What you should do: Please quote every line word for word.

Records to use:
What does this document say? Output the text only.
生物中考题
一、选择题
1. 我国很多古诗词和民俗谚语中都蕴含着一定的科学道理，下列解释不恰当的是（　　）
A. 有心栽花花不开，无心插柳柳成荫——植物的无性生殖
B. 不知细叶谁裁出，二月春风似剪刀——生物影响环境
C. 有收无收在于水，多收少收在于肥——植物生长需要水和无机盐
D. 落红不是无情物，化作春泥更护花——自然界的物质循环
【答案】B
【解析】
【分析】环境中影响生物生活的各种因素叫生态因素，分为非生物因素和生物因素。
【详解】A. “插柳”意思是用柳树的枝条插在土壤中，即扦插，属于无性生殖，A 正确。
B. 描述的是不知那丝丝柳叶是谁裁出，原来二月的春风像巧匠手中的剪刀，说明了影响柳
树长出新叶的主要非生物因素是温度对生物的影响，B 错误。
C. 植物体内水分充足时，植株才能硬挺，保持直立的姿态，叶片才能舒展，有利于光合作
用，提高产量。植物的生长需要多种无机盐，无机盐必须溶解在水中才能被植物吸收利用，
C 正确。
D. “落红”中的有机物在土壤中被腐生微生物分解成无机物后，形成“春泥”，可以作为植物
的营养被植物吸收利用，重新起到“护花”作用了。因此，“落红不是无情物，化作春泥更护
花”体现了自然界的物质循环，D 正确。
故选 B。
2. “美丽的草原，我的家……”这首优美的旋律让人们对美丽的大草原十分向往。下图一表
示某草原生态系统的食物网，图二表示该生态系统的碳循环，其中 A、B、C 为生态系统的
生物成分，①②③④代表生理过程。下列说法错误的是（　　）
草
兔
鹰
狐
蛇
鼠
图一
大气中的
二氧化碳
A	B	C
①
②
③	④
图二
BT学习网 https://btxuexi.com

Exercise result:
What does this document say? Output the text only.
生物中考题
一、选择题
1. 我国很多古诗词和民俗谚语中都蕴含着一定的科学道理，下列解释不恰当的是（　　）
A. 有心栽花花不开，无心插柳柳成荫——植物的无性生殖
B. 不知细叶谁裁出，二月春风似剪刀——生物影响环境
C. 有收无收在于水，多收少收在于肥——植物生长需要水和无机盐
D. 落红不是无情物，化作春泥更护花——自然界的物质循环
【答案】B
【解析】
【分析】环境中影响生物生活的各种因素叫生态因素，分为非生物因素和生物因素。
【详解】A. “插柳”意思是用柳树的枝条插在土壤中，即扦插，属于无性生殖，A 正确。
B. 描述的是不知那丝丝柳叶是谁裁出，原来二月的春风像巧匠手中的剪刀，说明了影响柳
树长出新叶的主要非生物因素是温度对生物的影响，B 错误。
C. 植物体内水分充足时，植株才能硬挺，保持直立的姿态，叶片才能舒展，有利于光合作
用，提高产量。植物的生长需要多种无机盐，无机盐必须溶解在水中才能被植物吸收利用，
C 正确。
D. “落红”中的有机物在土壤中被腐生微生物分解成无机物后，形成“春泥”，可以作为植物
的营养被植物吸收利用，重新起到“护花”作用了。因此，“落红不是无情物，化作春泥更护
花”体现了自然界的物质循环，D 正确。
故选 B。
2. “美丽的草原，我的家……”这首优美的旋律让人们对美丽的大草原十分向往。下图一表
示某草原生态系统的食物网，图二表示该生态系统的碳循环，其中 A、B、C 为生态系统的
生物成分，①②③④代表生理过程。下列说法错误的是（　　）
草
兔
鹰
狐
蛇
鼠
图一
大气中的
二氧化碳
A	B	C
①
②
③	④
图二
BT学习网 https://btxuexi.com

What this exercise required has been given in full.